DESCRIPTION OF THE TASK: Go through the listing below and list every line with "сигналов".

GIVEN DATA:
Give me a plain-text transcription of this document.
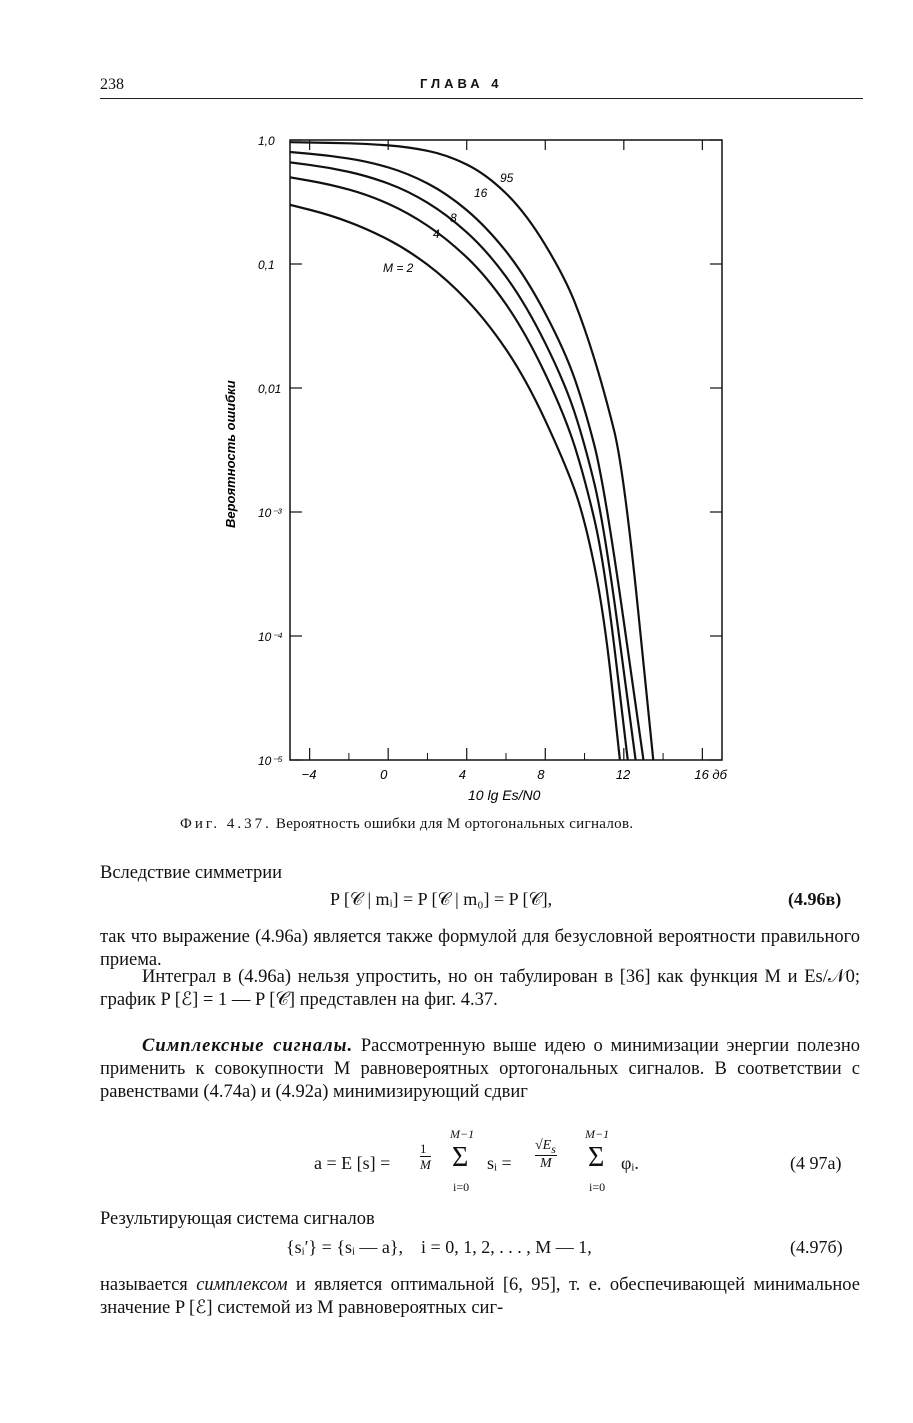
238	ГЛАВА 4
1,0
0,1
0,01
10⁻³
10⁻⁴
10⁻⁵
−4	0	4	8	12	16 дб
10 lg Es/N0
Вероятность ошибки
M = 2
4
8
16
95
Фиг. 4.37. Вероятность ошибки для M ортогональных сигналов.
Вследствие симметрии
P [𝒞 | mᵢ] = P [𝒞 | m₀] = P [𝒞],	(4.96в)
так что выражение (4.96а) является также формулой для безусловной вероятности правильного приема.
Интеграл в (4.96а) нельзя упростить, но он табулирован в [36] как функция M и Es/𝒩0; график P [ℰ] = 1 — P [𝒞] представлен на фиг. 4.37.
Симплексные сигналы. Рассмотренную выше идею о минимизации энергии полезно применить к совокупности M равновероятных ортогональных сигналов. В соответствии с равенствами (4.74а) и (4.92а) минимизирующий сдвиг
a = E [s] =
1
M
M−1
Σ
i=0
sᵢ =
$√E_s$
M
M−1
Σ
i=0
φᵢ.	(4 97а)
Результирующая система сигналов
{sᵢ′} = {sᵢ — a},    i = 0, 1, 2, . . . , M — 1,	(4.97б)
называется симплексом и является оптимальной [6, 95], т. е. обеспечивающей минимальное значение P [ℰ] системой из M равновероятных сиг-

TASK RESULT:
Фиг. 4.37. Вероятность ошибки для M ортогональных сигналов.
Симплексные сигналы. Рассмотренную выше идею о минимизации энергии полезно применить к совокупности M равновероятных ортогональных сигналов. В соответствии с равенствами (4.74а) и (4.92а) минимизирующий сдвиг
Результирующая система сигналов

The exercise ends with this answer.